* _Exercise directions_:
Copy out, unchanged, the entries below from the "Read out every word on this page." line to the final line. Omit pictures.

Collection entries
------------------------------

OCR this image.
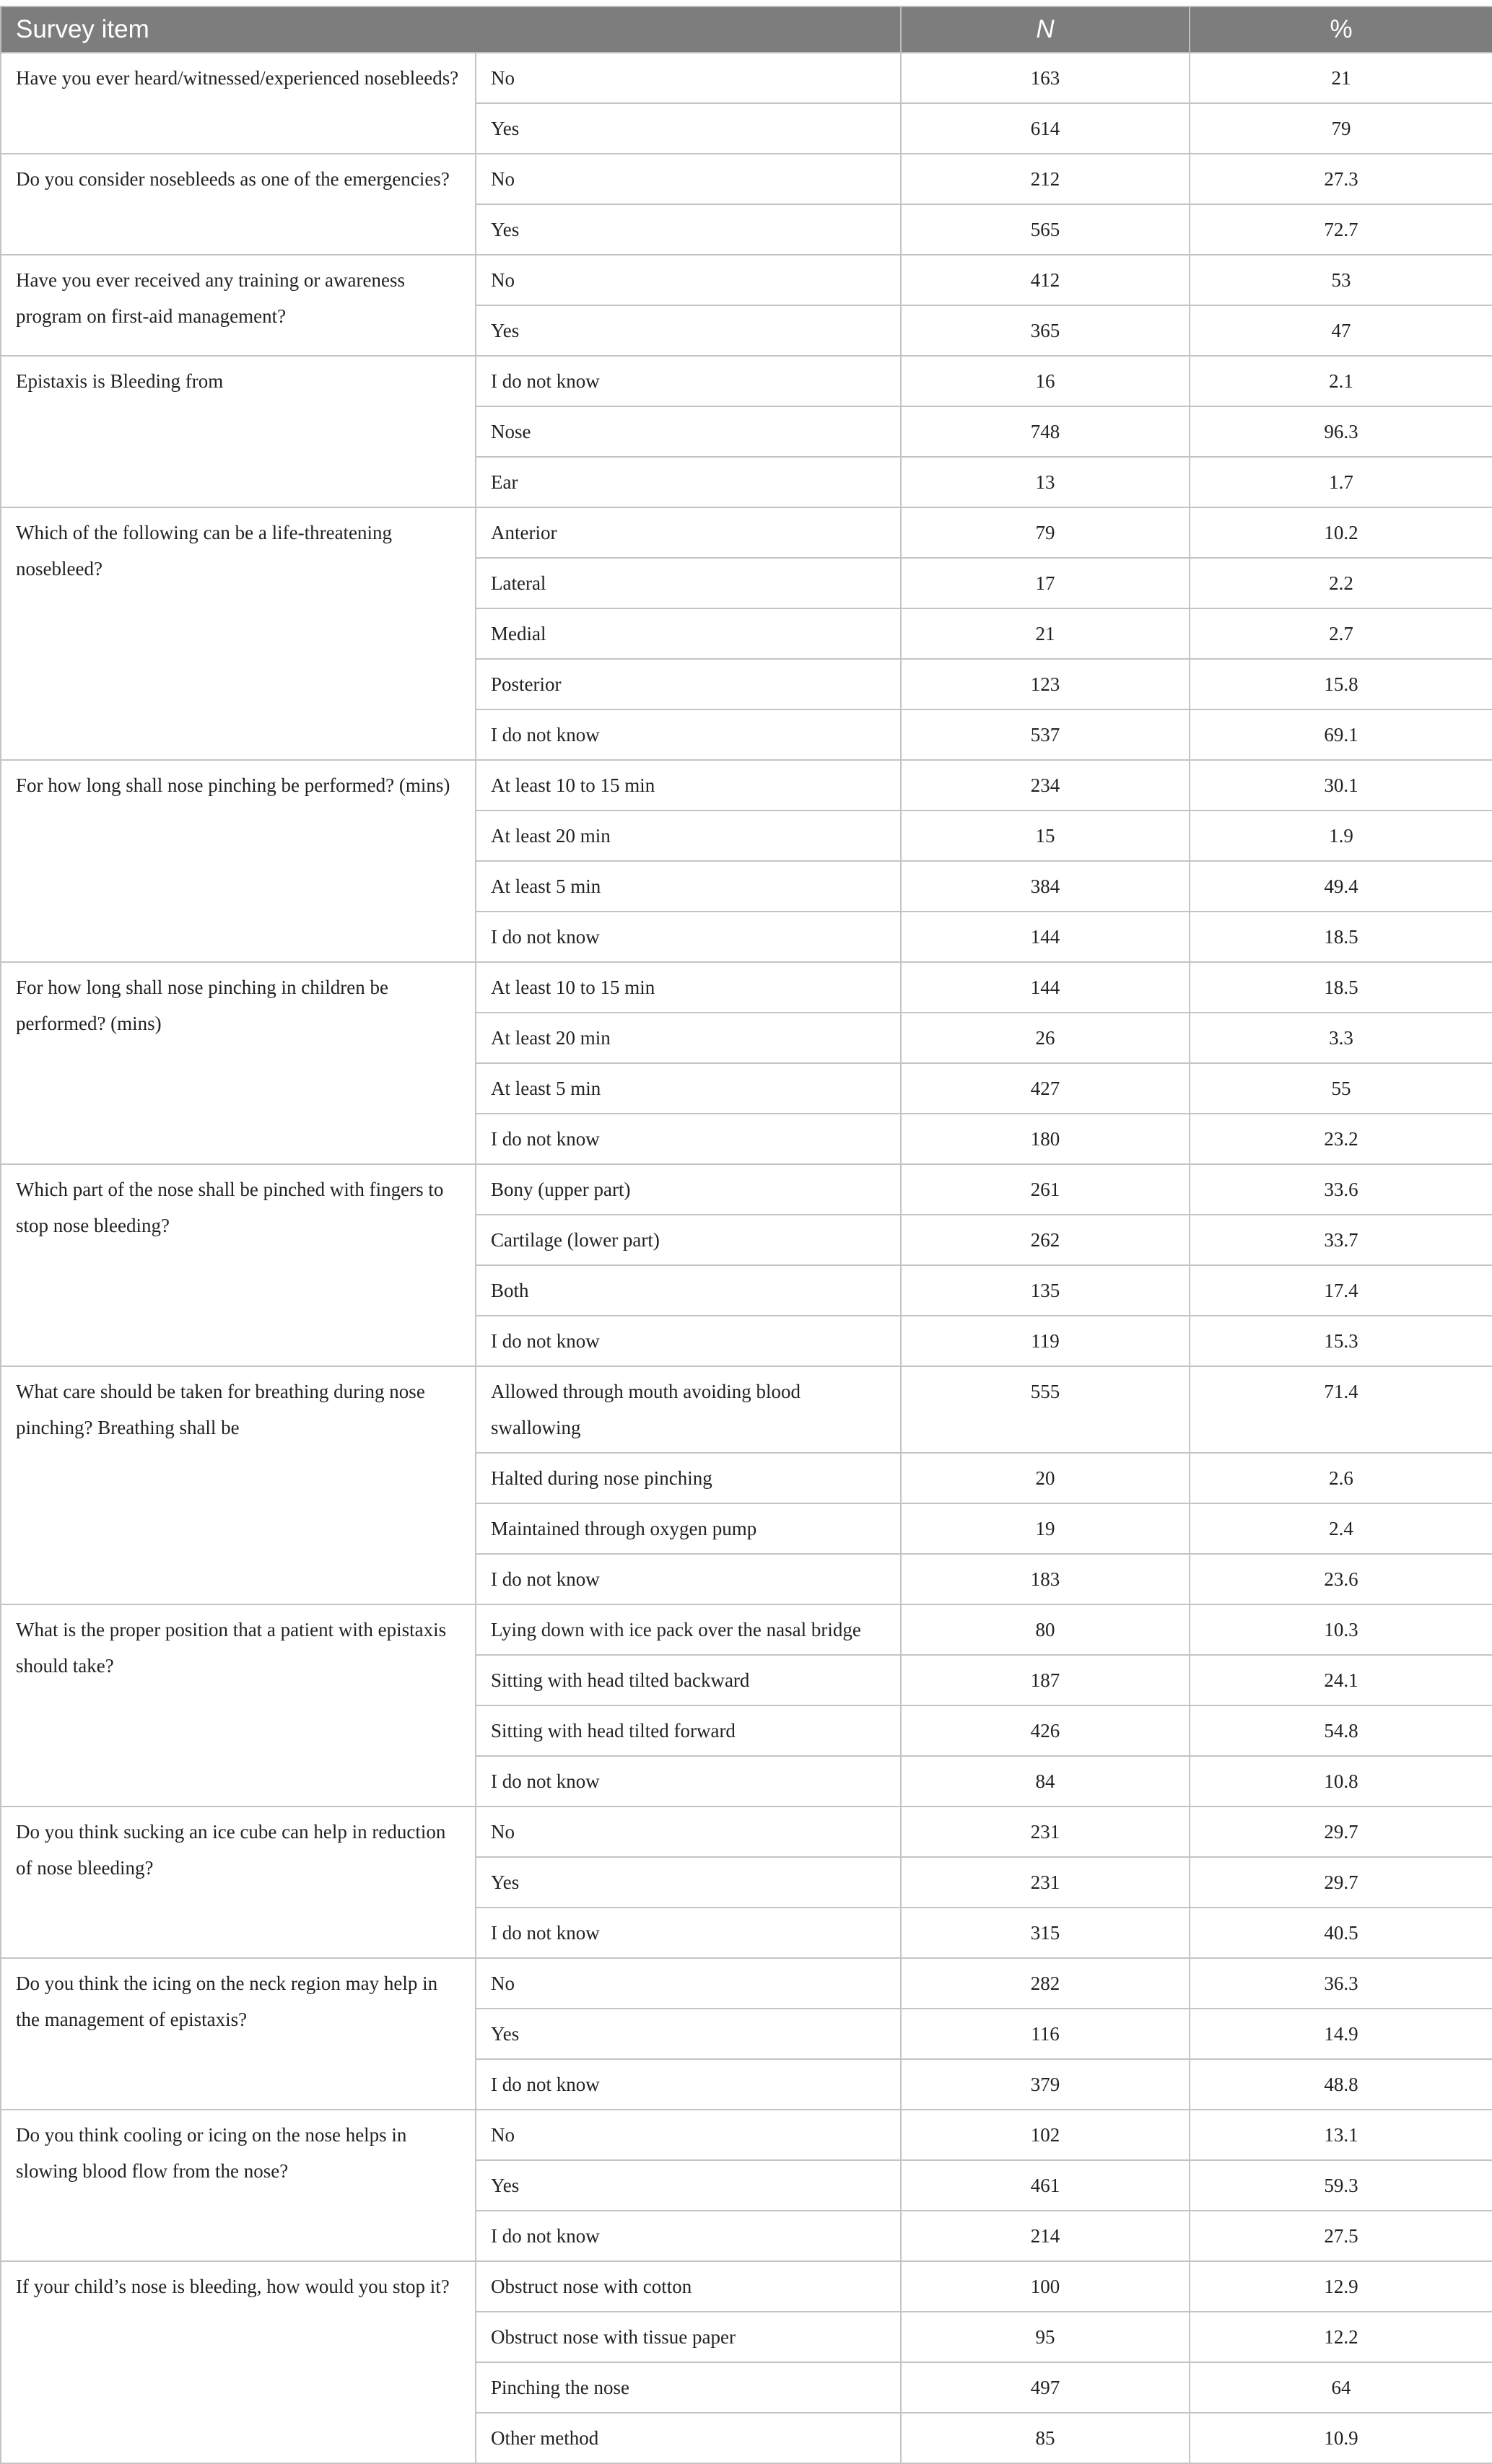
Survey item		N	%
Have you ever heard/witnessed/experienced nosebleeds?	No	163	21
	Yes	614	79
Do you consider nosebleeds as one of the emergencies?	No	212	27.3
	Yes	565	72.7
Have you ever received any training or awareness program on first-aid management?	No	412	53
	Yes	365	47
Epistaxis is Bleeding from	I do not know	16	2.1
	Nose	748	96.3
	Ear	13	1.7
Which of the following can be a life-threatening nosebleed?	Anterior	79	10.2
	Lateral	17	2.2
	Medial	21	2.7
	Posterior	123	15.8
	I do not know	537	69.1
For how long shall nose pinching be performed? (mins)	At least 10 to 15 min	234	30.1
	At least 20 min	15	1.9
	At least 5 min	384	49.4
	I do not know	144	18.5
For how long shall nose pinching in children be performed? (mins)	At least 10 to 15 min	144	18.5
	At least 20 min	26	3.3
	At least 5 min	427	55
	I do not know	180	23.2
Which part of the nose shall be pinched with fingers to stop nose bleeding?	Bony (upper part)	261	33.6
	Cartilage (lower part)	262	33.7
	Both	135	17.4
	I do not know	119	15.3
What care should be taken for breathing during nose pinching? Breathing shall be	Allowed through mouth avoiding blood swallowing	555	71.4
	Halted during nose pinching	20	2.6
	Maintained through oxygen pump	19	2.4
	I do not know	183	23.6
What is the proper position that a patient with epistaxis should take?	Lying down with ice pack over the nasal bridge	80	10.3
	Sitting with head tilted backward	187	24.1
	Sitting with head tilted forward	426	54.8
	I do not know	84	10.8
Do you think sucking an ice cube can help in reduction of nose bleeding?	No	231	29.7
	Yes	231	29.7
	I do not know	315	40.5
Do you think the icing on the neck region may help in the management of epistaxis?	No	282	36.3
	Yes	116	14.9
	I do not know	379	48.8
Do you think cooling or icing on the nose helps in slowing blood flow from the nose?	No	102	13.1
	Yes	461	59.3
	I do not know	214	27.5
If your child’s nose is bleeding, how would you stop it?	Obstruct nose with cotton	100	12.9
	Obstruct nose with tissue paper	95	12.2
	Pinching the nose	497	64
	Other method	85	10.9
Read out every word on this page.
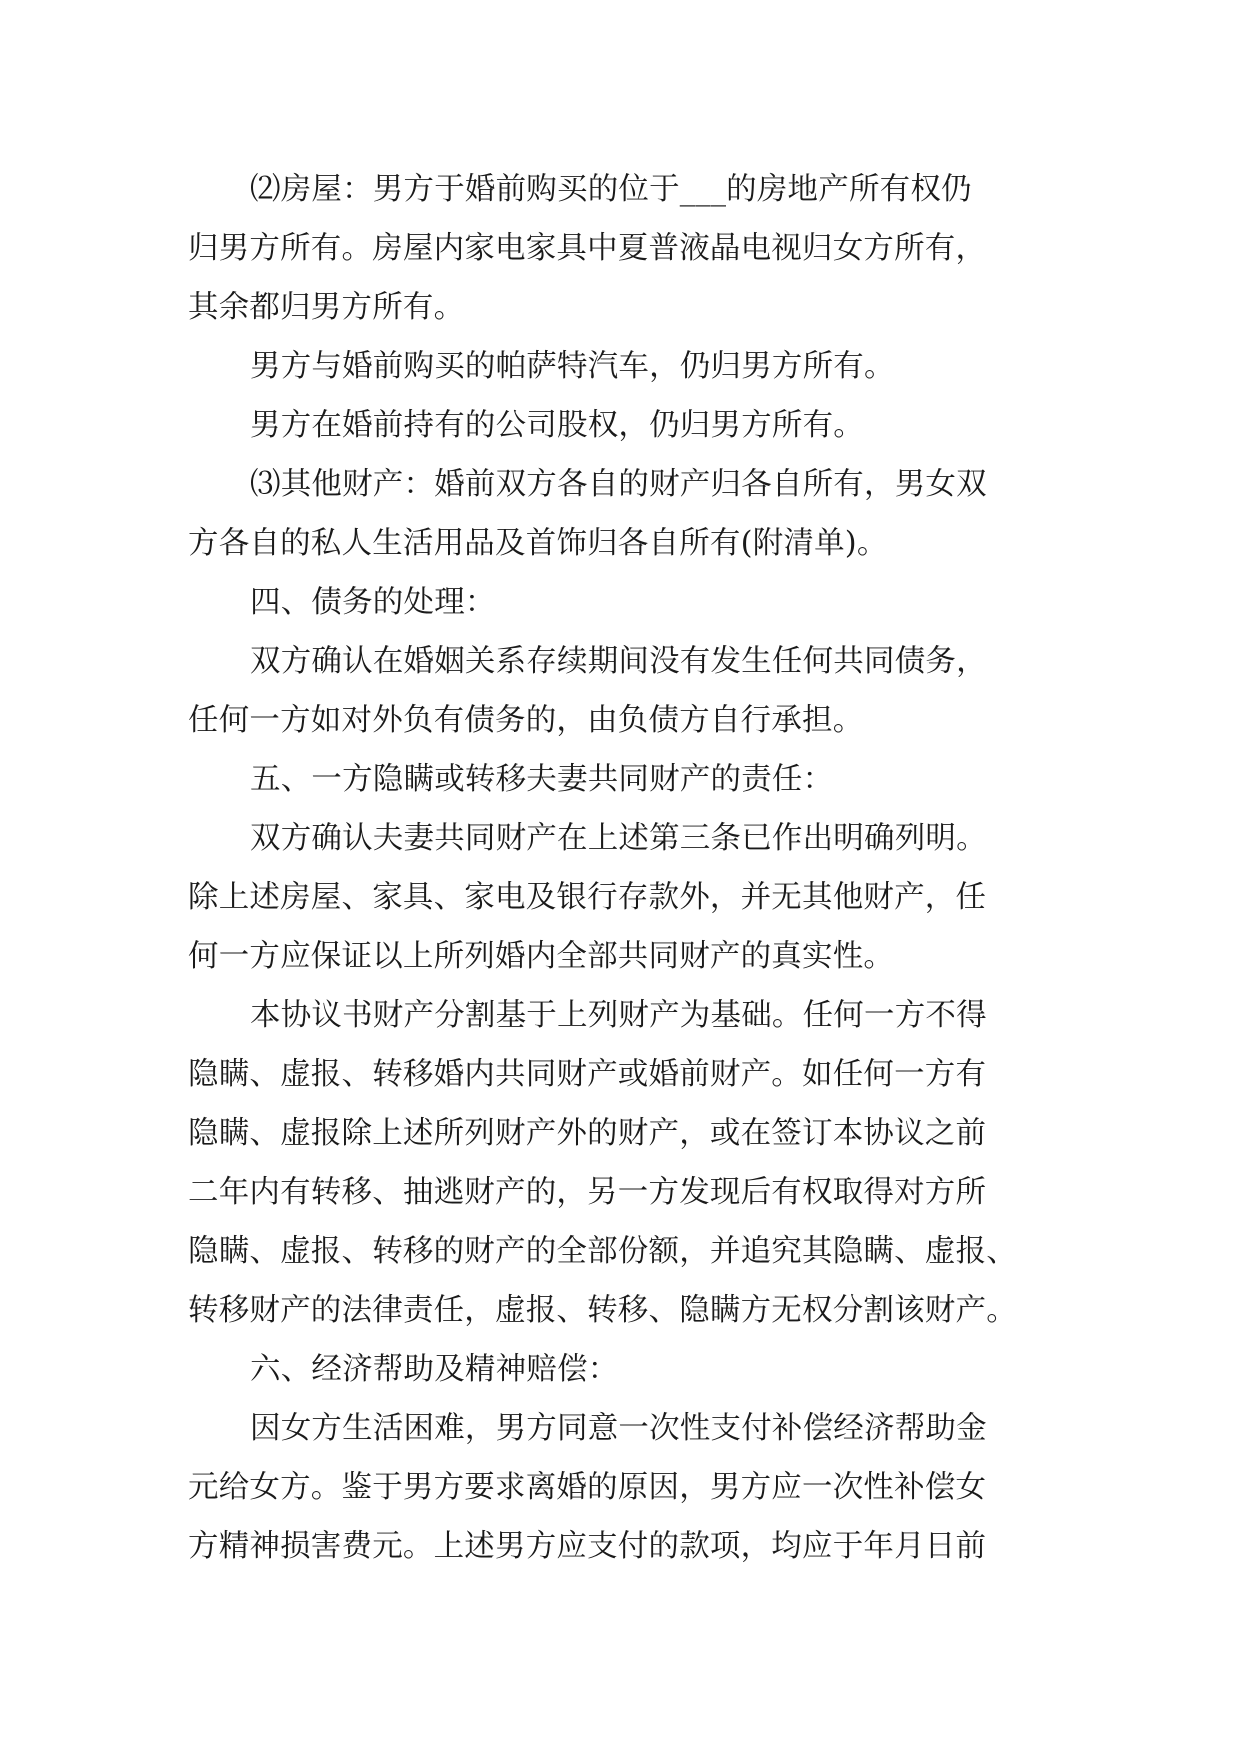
⑵房屋：男方于婚前购买的位于___的房地产所有权仍
归男方所有。房屋内家电家具中夏普液晶电视归女方所有，
其余都归男方所有。
男方与婚前购买的帕萨特汽车，仍归男方所有。
男方在婚前持有的公司股权，仍归男方所有。
⑶其他财产：婚前双方各自的财产归各自所有，男女双
方各自的私人生活用品及首饰归各自所有(附清单)。
四、债务的处理：
双方确认在婚姻关系存续期间没有发生任何共同债务，
任何一方如对外负有债务的，由负债方自行承担。
五、一方隐瞒或转移夫妻共同财产的责任：
双方确认夫妻共同财产在上述第三条已作出明确列明。
除上述房屋、家具、家电及银行存款外，并无其他财产，任
何一方应保证以上所列婚内全部共同财产的真实性。
本协议书财产分割基于上列财产为基础。任何一方不得
隐瞒、虚报、转移婚内共同财产或婚前财产。如任何一方有
隐瞒、虚报除上述所列财产外的财产，或在签订本协议之前
二年内有转移、抽逃财产的，另一方发现后有权取得对方所
隐瞒、虚报、转移的财产的全部份额，并追究其隐瞒、虚报、
转移财产的法律责任，虚报、转移、隐瞒方无权分割该财产。
六、经济帮助及精神赔偿：
因女方生活困难，男方同意一次性支付补偿经济帮助金
元给女方。鉴于男方要求离婚的原因，男方应一次性补偿女
方精神损害费元。上述男方应支付的款项，均应于年月日前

------------------------------

* _Answer for this exercise_:
Read out every word on this page.
⑵房屋：男方于婚前购买的位于___的房地产所有权仍
归男方所有。房屋内家电家具中夏普液晶电视归女方所有，
其余都归男方所有。
男方与婚前购买的帕萨特汽车，仍归男方所有。
男方在婚前持有的公司股权，仍归男方所有。
⑶其他财产：婚前双方各自的财产归各自所有，男女双
方各自的私人生活用品及首饰归各自所有(附清单)。
四、债务的处理：
双方确认在婚姻关系存续期间没有发生任何共同债务，
任何一方如对外负有债务的，由负债方自行承担。
五、一方隐瞒或转移夫妻共同财产的责任：
双方确认夫妻共同财产在上述第三条已作出明确列明。
除上述房屋、家具、家电及银行存款外，并无其他财产，任
何一方应保证以上所列婚内全部共同财产的真实性。
本协议书财产分割基于上列财产为基础。任何一方不得
隐瞒、虚报、转移婚内共同财产或婚前财产。如任何一方有
隐瞒、虚报除上述所列财产外的财产，或在签订本协议之前
二年内有转移、抽逃财产的，另一方发现后有权取得对方所
隐瞒、虚报、转移的财产的全部份额，并追究其隐瞒、虚报、
转移财产的法律责任，虚报、转移、隐瞒方无权分割该财产。
六、经济帮助及精神赔偿：
因女方生活困难，男方同意一次性支付补偿经济帮助金
元给女方。鉴于男方要求离婚的原因，男方应一次性补偿女
方精神损害费元。上述男方应支付的款项，均应于年月日前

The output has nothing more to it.